Begin PROVIDED RECORDS

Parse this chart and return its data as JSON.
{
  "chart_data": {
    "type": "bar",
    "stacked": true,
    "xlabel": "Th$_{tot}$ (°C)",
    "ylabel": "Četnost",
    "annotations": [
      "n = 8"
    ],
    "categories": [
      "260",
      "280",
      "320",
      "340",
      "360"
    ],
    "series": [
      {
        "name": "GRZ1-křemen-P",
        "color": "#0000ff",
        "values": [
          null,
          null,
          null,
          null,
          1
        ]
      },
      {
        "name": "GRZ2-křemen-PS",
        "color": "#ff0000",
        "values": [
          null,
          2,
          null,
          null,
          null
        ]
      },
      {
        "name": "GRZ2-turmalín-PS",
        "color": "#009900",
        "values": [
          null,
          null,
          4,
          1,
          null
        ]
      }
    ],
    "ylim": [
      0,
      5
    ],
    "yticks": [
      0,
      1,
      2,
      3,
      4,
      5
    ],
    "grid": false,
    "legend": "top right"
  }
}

End PROVIDED RECORDS

TASK GOAL: List all lines where "name" occurs.

THE REPLY:
        "name": "GRZ1-křemen-P",
        "name": "GRZ2-křemen-PS",
        "name": "GRZ2-turmalín-PS",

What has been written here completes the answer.